■ What is needed:
Look through the data and write out every line with the word "color" in it.

(Stored items)
****************
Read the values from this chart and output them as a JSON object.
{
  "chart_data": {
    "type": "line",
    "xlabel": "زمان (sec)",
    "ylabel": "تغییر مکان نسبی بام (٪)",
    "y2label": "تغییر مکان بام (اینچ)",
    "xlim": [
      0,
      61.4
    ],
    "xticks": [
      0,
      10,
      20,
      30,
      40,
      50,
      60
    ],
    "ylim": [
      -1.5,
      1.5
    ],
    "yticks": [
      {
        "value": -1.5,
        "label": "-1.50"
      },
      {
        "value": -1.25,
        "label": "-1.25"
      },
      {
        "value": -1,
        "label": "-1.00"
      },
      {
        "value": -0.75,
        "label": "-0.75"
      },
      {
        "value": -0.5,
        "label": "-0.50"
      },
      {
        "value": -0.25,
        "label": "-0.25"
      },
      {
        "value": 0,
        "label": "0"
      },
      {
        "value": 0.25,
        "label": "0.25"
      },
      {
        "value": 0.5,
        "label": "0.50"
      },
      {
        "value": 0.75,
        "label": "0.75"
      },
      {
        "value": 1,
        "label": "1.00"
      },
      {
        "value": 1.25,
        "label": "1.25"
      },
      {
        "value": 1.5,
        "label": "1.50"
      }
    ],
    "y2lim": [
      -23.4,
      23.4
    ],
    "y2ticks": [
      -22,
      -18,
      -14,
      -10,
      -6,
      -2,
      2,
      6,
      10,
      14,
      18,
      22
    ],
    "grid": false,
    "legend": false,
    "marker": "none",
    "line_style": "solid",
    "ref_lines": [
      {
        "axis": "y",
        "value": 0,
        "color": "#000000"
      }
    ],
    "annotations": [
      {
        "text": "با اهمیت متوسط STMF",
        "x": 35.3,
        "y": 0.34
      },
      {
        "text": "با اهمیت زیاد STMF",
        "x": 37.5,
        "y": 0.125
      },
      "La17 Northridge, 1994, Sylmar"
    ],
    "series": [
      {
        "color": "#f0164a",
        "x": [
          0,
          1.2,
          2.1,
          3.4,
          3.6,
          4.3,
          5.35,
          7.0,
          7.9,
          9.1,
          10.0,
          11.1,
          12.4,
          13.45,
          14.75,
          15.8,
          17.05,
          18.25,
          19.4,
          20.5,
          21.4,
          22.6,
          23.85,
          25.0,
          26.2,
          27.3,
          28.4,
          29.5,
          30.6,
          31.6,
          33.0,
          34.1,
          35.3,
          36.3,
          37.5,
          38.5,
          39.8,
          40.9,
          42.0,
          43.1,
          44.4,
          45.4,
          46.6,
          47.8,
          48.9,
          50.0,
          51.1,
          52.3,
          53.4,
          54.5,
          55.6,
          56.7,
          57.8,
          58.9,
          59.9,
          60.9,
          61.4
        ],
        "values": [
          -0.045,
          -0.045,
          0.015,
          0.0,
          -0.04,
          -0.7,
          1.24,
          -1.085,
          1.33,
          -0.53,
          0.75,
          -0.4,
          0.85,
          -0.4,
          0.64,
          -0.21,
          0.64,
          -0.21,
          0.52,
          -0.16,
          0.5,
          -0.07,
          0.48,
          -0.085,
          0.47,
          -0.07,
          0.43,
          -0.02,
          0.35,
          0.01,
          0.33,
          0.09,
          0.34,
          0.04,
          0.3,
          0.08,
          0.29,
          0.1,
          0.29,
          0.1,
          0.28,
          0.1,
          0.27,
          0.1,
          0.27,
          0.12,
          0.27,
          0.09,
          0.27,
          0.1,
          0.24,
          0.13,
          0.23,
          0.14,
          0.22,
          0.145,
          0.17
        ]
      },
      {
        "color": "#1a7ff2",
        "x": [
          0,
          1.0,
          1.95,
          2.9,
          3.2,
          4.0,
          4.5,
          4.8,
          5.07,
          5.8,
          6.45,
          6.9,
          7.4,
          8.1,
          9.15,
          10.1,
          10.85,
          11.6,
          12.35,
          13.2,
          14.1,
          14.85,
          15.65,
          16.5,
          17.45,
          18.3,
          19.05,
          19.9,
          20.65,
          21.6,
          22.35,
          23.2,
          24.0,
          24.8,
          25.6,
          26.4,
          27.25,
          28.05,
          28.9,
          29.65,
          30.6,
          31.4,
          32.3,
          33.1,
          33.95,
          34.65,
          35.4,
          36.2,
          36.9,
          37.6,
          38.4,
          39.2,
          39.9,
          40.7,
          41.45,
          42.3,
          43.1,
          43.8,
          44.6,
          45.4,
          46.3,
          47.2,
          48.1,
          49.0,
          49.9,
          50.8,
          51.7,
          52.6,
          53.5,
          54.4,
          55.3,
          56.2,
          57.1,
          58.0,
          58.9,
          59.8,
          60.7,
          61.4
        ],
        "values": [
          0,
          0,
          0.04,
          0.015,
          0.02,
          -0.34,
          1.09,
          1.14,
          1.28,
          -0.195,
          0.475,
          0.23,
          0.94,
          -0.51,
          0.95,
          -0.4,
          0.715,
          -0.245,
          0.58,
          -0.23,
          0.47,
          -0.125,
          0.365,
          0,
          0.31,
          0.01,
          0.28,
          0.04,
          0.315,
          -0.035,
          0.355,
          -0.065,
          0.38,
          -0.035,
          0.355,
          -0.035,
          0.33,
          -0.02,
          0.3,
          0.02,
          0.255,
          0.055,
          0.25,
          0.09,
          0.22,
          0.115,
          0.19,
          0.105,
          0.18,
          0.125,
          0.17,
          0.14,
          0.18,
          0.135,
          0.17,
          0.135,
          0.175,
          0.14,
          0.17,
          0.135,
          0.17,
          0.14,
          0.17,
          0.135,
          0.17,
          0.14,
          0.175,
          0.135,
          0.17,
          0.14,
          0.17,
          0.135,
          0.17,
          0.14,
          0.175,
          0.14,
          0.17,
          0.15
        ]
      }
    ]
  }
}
****************
■ Final answer:
        "color": "#000000"
        "color": "#f0164a",
        "color": "#1a7ff2",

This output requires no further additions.